> **TASK**: Every line below that holds the string "this" should be copied out.

-- start --

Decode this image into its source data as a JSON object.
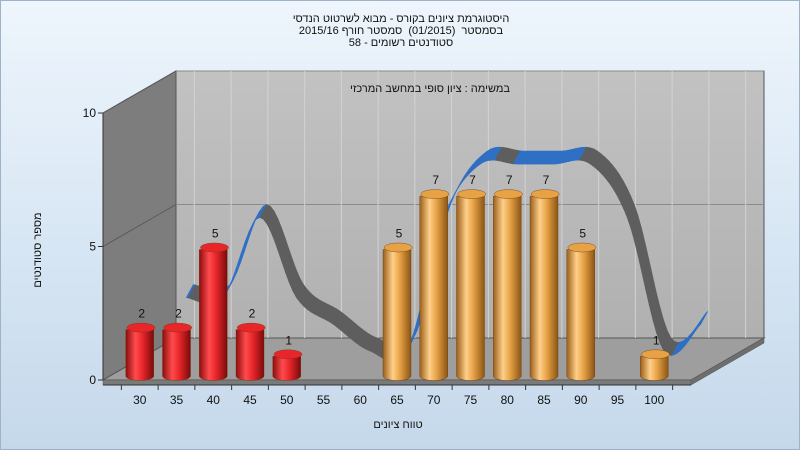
{
  "chart_data": {
    "type": "bar",
    "title_lines": [
      "היסטוגרמת ציונים בקורס - מבוא לשרטוט הנדסי",
      "בסמסטר  (01/2015)  סמסטר חורף 2015/16",
      "סטודנטים רשומים - 58"
    ],
    "subtitle": "במשימה : ציון סופי במחשב המרכזי",
    "xlabel": "טווח ציונים",
    "ylabel": "מספר סטודנטים",
    "ylim": [
      0,
      10
    ],
    "yticks": [
      0,
      5,
      10
    ],
    "categories": [
      "30",
      "35",
      "40",
      "45",
      "50",
      "55",
      "60",
      "65",
      "70",
      "75",
      "80",
      "85",
      "90",
      "95",
      "100"
    ],
    "values": [
      2,
      2,
      5,
      2,
      1,
      0,
      0,
      5,
      7,
      7,
      7,
      7,
      5,
      0,
      1
    ],
    "labels": [
      "2",
      "2",
      "5",
      "2",
      "1",
      "",
      "",
      "5",
      "7",
      "7",
      "7",
      "7",
      "5",
      "",
      "1"
    ],
    "bar_colors": {
      "fail": "#e8262a",
      "pass": "#e7a246"
    },
    "pass_from_index": 7,
    "trend": {
      "colors": {
        "front": "#2f6fc4",
        "back": "#5e5e5e"
      }
    },
    "grid": true,
    "legend": "none"
  }
}
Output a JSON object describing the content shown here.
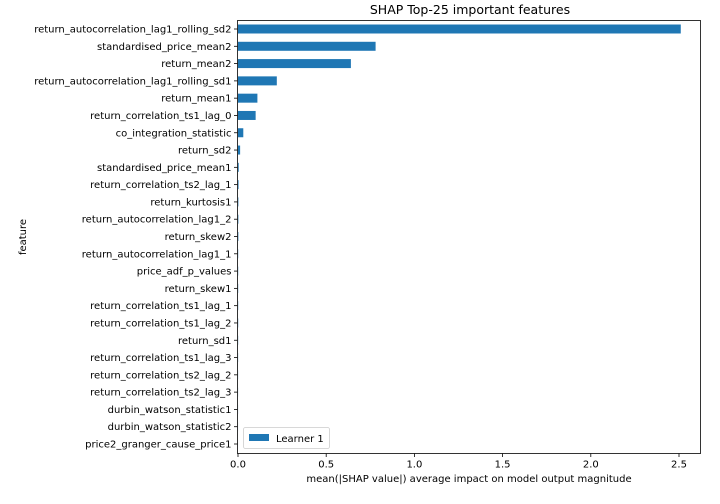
{
  "chart_data": {
    "type": "bar",
    "orientation": "horizontal",
    "title": "SHAP Top-25 important features",
    "xlabel": "mean(|SHAP value|) average impact on model output magnitude",
    "ylabel": "feature",
    "xlim": [
      0,
      2.6
    ],
    "xticks": [
      "0.0",
      "0.5",
      "1.0",
      "1.5",
      "2.0",
      "2.5"
    ],
    "xtick_values": [
      0,
      0.5,
      1.0,
      1.5,
      2.0,
      2.5
    ],
    "grid": false,
    "legend": {
      "position": "lower-left",
      "entries": [
        "Learner 1"
      ]
    },
    "bar_color": "#1f77b4",
    "categories": [
      "return_autocorrelation_lag1_rolling_sd2",
      "standardised_price_mean2",
      "return_mean2",
      "return_autocorrelation_lag1_rolling_sd1",
      "return_mean1",
      "return_correlation_ts1_lag_0",
      "co_integration_statistic",
      "return_sd2",
      "standardised_price_mean1",
      "return_correlation_ts2_lag_1",
      "return_kurtosis1",
      "return_autocorrelation_lag1_2",
      "return_skew2",
      "return_autocorrelation_lag1_1",
      "price_adf_p_values",
      "return_skew1",
      "return_correlation_ts1_lag_1",
      "return_correlation_ts1_lag_2",
      "return_sd1",
      "return_correlation_ts1_lag_3",
      "return_correlation_ts2_lag_2",
      "return_correlation_ts2_lag_3",
      "durbin_watson_statistic1",
      "durbin_watson_statistic2",
      "price2_granger_cause_price1"
    ],
    "series": [
      {
        "name": "Learner 1",
        "values": [
          2.51,
          0.78,
          0.64,
          0.22,
          0.11,
          0.1,
          0.03,
          0.012,
          0.004,
          0.003,
          0.002,
          0.002,
          0.002,
          0.001,
          0.001,
          0.001,
          0.001,
          0.001,
          0.0008,
          0.0006,
          0.0005,
          0.0004,
          0.0003,
          0.0002,
          0.0001
        ]
      }
    ]
  }
}
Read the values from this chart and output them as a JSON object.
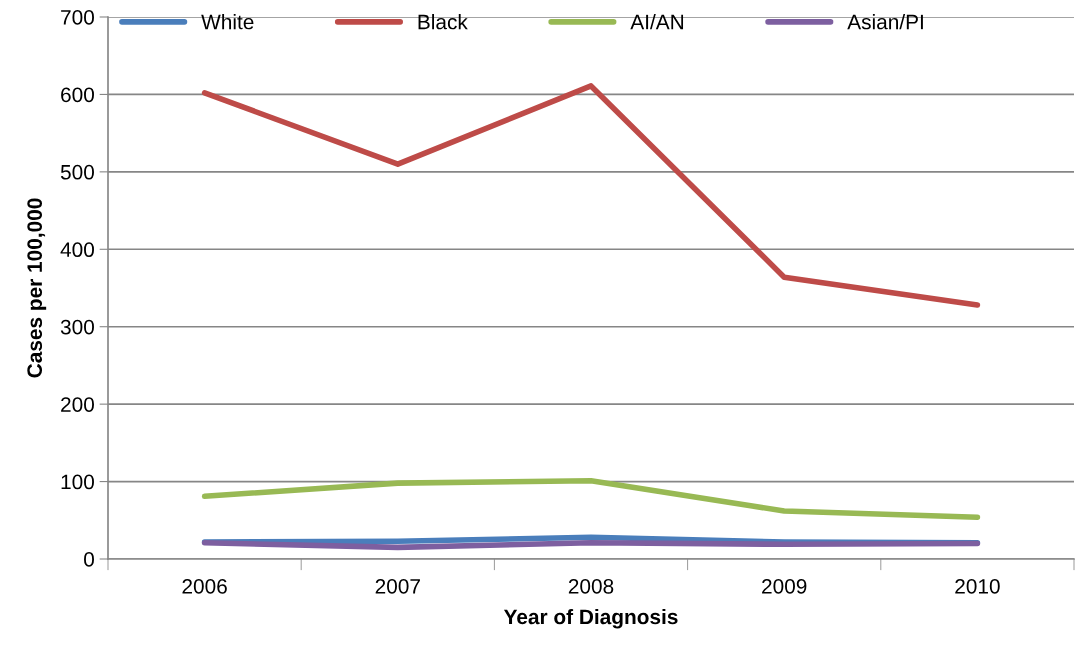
{
  "chart_data": {
    "type": "line",
    "xlabel": "Year of Diagnosis",
    "ylabel": "Cases per 100,000",
    "categories": [
      "2006",
      "2007",
      "2008",
      "2009",
      "2010"
    ],
    "series": [
      {
        "name": "White",
        "color": "#4a7ebb",
        "values": [
          22,
          23,
          28,
          22,
          21
        ]
      },
      {
        "name": "Black",
        "color": "#be4b48",
        "values": [
          602,
          510,
          611,
          364,
          328
        ]
      },
      {
        "name": "AI/AN",
        "color": "#98b954",
        "values": [
          81,
          98,
          101,
          62,
          54
        ]
      },
      {
        "name": "Asian/PI",
        "color": "#7d5fa0",
        "values": [
          21,
          15,
          21,
          19,
          20
        ]
      }
    ],
    "ylim": [
      0,
      700
    ],
    "yticks": [
      0,
      100,
      200,
      300,
      400,
      500,
      600,
      700
    ],
    "grid": "y",
    "legend": "top",
    "marker": "none",
    "line_style": "solid"
  }
}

-- end --

> **TASK ANSWER**:
Decode this image into its source data as a JSON object.
Read the values from this chart and output them as a JSON object.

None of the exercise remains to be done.